• _EXERCISE_: Where a line holds the word "approach", copy it from the records.

• _TASK DATA_:
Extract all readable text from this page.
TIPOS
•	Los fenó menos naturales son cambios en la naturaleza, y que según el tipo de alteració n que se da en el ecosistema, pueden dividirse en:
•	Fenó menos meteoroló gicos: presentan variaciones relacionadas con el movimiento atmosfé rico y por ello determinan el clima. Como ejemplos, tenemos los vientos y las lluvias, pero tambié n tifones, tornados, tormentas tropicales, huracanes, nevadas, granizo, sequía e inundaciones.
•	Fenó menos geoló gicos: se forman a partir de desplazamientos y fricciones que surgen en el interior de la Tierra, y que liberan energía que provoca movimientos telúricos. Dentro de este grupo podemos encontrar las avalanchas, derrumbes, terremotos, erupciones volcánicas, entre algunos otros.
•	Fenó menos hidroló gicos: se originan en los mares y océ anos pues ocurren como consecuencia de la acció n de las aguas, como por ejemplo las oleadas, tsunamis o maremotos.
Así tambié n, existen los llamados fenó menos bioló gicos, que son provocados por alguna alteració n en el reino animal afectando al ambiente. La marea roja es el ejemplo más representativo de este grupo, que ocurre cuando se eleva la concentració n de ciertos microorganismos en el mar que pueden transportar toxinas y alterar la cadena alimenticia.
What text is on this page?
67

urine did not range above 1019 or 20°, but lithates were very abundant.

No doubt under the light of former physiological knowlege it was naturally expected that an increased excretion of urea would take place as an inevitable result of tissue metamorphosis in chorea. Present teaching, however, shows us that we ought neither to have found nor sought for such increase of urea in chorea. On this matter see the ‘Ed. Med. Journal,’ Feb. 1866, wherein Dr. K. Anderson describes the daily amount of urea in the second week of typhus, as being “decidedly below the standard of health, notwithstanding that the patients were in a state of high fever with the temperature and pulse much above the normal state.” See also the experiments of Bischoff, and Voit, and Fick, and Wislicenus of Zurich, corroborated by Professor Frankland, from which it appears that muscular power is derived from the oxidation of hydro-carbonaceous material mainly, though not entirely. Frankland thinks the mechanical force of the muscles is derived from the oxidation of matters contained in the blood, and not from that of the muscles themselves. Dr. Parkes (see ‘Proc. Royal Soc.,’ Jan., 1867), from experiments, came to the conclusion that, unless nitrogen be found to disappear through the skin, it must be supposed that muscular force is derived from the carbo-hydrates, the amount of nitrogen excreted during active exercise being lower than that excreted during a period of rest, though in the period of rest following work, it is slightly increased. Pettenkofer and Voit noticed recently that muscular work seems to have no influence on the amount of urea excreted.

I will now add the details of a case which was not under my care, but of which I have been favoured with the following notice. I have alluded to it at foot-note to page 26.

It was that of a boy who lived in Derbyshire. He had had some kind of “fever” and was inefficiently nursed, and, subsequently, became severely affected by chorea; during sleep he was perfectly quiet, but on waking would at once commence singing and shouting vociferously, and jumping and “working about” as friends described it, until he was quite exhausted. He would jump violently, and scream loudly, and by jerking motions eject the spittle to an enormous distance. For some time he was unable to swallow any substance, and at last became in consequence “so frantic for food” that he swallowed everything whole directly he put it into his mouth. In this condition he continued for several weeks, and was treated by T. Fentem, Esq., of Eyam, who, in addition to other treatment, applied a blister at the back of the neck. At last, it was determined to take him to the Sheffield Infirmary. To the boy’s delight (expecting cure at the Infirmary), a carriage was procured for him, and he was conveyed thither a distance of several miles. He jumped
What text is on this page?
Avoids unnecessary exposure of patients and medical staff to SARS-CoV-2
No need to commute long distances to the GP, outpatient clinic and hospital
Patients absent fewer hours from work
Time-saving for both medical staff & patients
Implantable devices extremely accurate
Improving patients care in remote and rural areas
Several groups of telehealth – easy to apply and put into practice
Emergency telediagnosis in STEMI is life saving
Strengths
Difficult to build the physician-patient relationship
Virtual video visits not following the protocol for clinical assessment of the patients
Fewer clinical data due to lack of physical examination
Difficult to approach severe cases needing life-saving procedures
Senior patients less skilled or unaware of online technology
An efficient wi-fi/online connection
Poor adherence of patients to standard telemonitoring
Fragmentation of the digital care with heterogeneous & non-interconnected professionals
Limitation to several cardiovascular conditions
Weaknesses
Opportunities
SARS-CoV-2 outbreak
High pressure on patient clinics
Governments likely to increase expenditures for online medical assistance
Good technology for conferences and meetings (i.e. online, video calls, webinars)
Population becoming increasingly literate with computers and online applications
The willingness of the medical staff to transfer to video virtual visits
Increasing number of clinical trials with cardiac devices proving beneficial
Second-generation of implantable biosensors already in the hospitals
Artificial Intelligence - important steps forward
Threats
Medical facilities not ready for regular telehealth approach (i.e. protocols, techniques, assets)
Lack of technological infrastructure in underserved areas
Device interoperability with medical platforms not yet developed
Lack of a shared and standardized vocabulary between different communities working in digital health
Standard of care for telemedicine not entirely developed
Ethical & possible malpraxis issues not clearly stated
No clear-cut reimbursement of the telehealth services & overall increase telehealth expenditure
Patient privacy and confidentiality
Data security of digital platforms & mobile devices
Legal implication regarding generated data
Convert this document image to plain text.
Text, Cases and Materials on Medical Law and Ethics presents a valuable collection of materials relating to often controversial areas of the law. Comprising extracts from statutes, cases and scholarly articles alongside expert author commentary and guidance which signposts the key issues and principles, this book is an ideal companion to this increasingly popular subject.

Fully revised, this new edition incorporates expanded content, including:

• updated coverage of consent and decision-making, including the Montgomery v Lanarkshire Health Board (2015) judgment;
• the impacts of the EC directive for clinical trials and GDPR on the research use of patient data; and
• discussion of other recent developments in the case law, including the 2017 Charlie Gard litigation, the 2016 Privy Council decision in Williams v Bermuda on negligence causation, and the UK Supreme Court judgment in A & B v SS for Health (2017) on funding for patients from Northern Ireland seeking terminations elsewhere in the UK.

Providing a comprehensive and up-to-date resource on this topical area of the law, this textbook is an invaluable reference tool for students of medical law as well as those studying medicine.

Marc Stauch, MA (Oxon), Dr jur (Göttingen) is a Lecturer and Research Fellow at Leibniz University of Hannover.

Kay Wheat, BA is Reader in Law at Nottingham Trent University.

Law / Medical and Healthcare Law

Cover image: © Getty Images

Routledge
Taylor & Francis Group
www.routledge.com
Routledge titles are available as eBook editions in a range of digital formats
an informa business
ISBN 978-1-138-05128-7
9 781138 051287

• _WRITTEN ANSWER_:
Difficult to approach severe cases needing life-saving procedures
Medical facilities not ready for regular telehealth approach (i.e. protocols, techniques, assets)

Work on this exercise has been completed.